> **PROBLEM STATEMENT**
Show every line where "JSON" occurs.

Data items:
----------------------------------------
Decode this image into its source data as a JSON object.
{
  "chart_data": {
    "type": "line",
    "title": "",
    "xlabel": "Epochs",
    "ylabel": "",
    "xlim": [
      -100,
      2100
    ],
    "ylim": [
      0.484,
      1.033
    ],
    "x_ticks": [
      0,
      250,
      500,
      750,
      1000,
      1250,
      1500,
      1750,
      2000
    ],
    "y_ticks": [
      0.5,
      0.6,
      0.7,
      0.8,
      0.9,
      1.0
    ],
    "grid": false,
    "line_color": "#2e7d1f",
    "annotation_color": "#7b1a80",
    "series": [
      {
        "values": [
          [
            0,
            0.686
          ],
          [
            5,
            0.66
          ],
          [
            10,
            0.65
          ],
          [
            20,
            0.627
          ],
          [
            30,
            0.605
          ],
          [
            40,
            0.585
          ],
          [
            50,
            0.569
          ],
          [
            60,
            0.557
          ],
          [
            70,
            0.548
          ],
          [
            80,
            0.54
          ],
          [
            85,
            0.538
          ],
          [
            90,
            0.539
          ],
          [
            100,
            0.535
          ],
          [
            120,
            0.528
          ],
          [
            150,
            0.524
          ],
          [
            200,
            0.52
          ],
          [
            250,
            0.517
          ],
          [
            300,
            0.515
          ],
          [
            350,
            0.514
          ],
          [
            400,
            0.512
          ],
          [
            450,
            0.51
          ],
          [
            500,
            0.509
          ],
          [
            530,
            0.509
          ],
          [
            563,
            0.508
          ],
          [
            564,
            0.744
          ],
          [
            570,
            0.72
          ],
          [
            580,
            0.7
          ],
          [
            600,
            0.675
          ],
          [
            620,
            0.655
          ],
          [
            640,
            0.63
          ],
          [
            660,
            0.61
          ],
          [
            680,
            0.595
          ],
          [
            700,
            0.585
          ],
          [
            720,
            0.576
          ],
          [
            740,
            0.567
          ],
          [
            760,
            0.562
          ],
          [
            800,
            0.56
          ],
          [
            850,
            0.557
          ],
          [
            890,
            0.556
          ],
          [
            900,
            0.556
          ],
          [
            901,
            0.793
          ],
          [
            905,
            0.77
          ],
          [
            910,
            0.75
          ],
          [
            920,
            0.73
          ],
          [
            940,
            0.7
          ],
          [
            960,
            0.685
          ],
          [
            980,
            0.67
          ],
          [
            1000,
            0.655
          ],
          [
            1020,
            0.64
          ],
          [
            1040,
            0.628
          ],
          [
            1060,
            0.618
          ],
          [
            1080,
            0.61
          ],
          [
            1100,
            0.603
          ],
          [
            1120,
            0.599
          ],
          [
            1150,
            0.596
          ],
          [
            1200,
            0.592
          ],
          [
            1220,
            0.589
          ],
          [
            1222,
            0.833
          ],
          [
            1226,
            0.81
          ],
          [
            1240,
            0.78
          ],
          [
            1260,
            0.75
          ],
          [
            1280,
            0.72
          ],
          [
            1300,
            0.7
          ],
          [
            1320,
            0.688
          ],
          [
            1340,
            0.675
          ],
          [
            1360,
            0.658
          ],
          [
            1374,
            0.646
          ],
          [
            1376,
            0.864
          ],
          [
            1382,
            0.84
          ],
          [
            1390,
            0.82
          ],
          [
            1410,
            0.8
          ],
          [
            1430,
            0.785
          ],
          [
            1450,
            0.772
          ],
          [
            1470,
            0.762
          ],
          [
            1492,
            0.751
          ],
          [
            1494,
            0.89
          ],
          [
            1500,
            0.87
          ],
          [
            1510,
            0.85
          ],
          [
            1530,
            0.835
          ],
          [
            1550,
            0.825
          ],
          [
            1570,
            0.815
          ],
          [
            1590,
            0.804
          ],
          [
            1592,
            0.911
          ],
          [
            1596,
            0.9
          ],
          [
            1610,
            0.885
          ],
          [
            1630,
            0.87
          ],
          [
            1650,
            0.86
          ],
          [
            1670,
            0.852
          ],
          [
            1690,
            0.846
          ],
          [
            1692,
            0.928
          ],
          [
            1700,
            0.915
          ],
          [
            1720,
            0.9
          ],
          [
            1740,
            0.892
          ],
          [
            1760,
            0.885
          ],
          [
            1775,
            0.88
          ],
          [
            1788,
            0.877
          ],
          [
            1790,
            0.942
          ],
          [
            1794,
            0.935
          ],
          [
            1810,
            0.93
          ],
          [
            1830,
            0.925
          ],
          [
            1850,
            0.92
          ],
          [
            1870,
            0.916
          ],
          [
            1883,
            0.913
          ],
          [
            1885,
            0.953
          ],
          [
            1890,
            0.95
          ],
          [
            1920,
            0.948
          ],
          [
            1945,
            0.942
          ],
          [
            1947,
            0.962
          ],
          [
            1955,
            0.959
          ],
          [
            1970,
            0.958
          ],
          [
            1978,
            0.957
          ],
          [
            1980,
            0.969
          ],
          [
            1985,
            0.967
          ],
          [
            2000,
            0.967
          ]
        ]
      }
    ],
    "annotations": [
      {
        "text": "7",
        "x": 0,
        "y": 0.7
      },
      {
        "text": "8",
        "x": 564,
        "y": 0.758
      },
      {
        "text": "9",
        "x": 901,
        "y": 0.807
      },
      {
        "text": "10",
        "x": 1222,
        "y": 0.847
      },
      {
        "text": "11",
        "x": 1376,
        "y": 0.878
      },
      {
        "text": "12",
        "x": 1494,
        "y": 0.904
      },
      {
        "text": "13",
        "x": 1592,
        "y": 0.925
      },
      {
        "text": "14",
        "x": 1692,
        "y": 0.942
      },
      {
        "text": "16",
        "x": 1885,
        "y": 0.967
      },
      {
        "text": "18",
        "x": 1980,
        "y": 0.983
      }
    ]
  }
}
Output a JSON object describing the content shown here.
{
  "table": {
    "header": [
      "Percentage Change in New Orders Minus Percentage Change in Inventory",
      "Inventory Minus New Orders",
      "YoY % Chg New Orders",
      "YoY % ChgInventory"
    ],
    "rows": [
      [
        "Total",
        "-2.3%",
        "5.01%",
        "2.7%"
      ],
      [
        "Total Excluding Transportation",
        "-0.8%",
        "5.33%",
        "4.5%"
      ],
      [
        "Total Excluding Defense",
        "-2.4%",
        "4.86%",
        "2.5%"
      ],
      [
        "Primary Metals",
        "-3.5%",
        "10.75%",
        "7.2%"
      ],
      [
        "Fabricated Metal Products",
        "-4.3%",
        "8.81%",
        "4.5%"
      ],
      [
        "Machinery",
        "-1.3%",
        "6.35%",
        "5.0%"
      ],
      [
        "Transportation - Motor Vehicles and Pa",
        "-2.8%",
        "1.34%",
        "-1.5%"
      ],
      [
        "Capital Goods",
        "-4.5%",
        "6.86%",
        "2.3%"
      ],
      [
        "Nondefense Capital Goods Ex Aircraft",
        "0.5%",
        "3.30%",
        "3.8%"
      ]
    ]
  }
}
----------------------------------------
> **RESULT BELOW**
Decode this image into its source data as a JSON object.
Output a JSON object describing the content shown here.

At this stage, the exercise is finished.